#### WORK TO BE COMPLETED:
Reproduce the listing exactly, with no pictures in your copy.

---------- ENTRIES PROVIDED

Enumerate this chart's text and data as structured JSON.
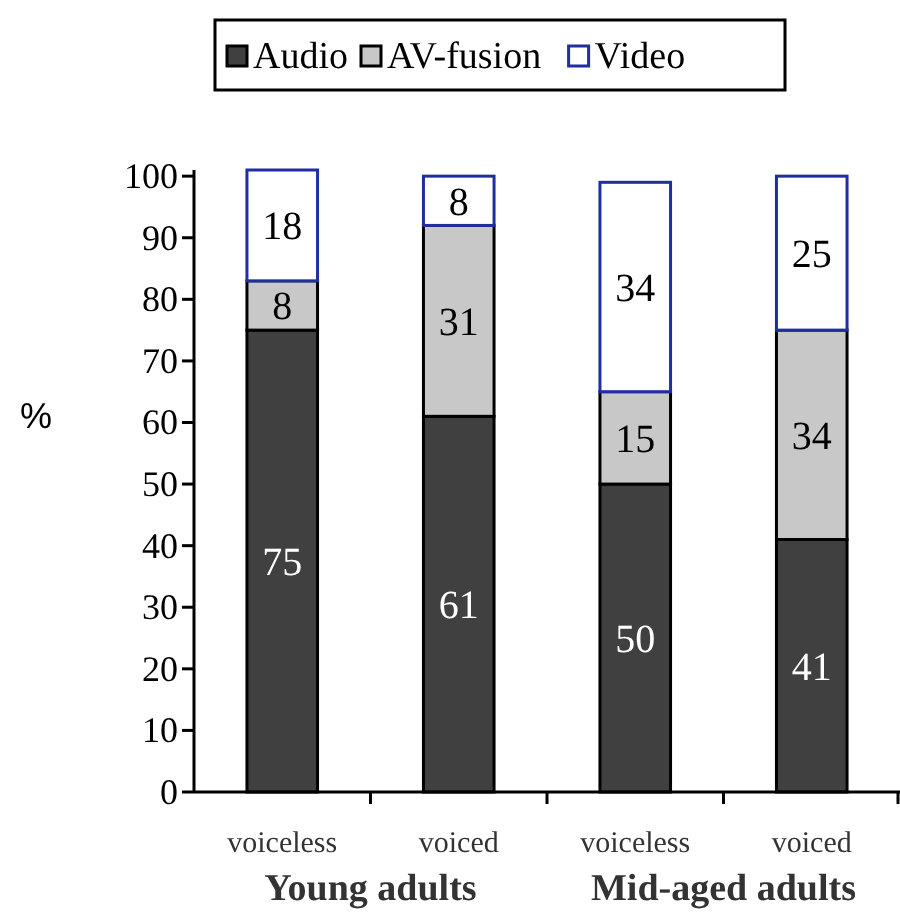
{
  "chart_data": {
    "type": "bar",
    "stacked": true,
    "ylabel": "%",
    "categories": [
      "voiceless",
      "voiced",
      "voiceless",
      "voiced"
    ],
    "series": [
      {
        "name": "Audio",
        "color": "#404040",
        "values": [
          75,
          61,
          50,
          41
        ]
      },
      {
        "name": "AV-fusion",
        "color": "#c8c8c8",
        "values": [
          8,
          31,
          15,
          34
        ]
      },
      {
        "name": "Video",
        "color": "#ffffff",
        "values": [
          18,
          8,
          34,
          25
        ]
      }
    ],
    "ylim": [
      0,
      101
    ],
    "yticks": [
      0,
      10,
      20,
      30,
      40,
      50,
      60,
      70,
      80,
      90,
      100
    ],
    "data_labels": true,
    "legend": "top",
    "grid": false,
    "annotations": [
      "Young adults",
      "Mid-aged adults"
    ]
  }
}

--------------------

#### TASK SOLUTION:
Enumerate this chart's text and data as structured JSON.
{
  "chart_data": {
    "type": "bar",
    "stacked": true,
    "ylabel": "%",
    "categories": [
      "voiceless",
      "voiced",
      "voiceless",
      "voiced"
    ],
    "series": [
      {
        "name": "Audio",
        "color": "#404040",
        "values": [
          75,
          61,
          50,
          41
        ]
      },
      {
        "name": "AV-fusion",
        "color": "#c8c8c8",
        "values": [
          8,
          31,
          15,
          34
        ]
      },
      {
        "name": "Video",
        "color": "#ffffff",
        "values": [
          18,
          8,
          34,
          25
        ]
      }
    ],
    "ylim": [
      0,
      101
    ],
    "yticks": [
      0,
      10,
      20,
      30,
      40,
      50,
      60,
      70,
      80,
      90,
      100
    ],
    "data_labels": true,
    "legend": "top",
    "grid": false,
    "annotations": [
      "Young adults",
      "Mid-aged adults"
    ]
  }
}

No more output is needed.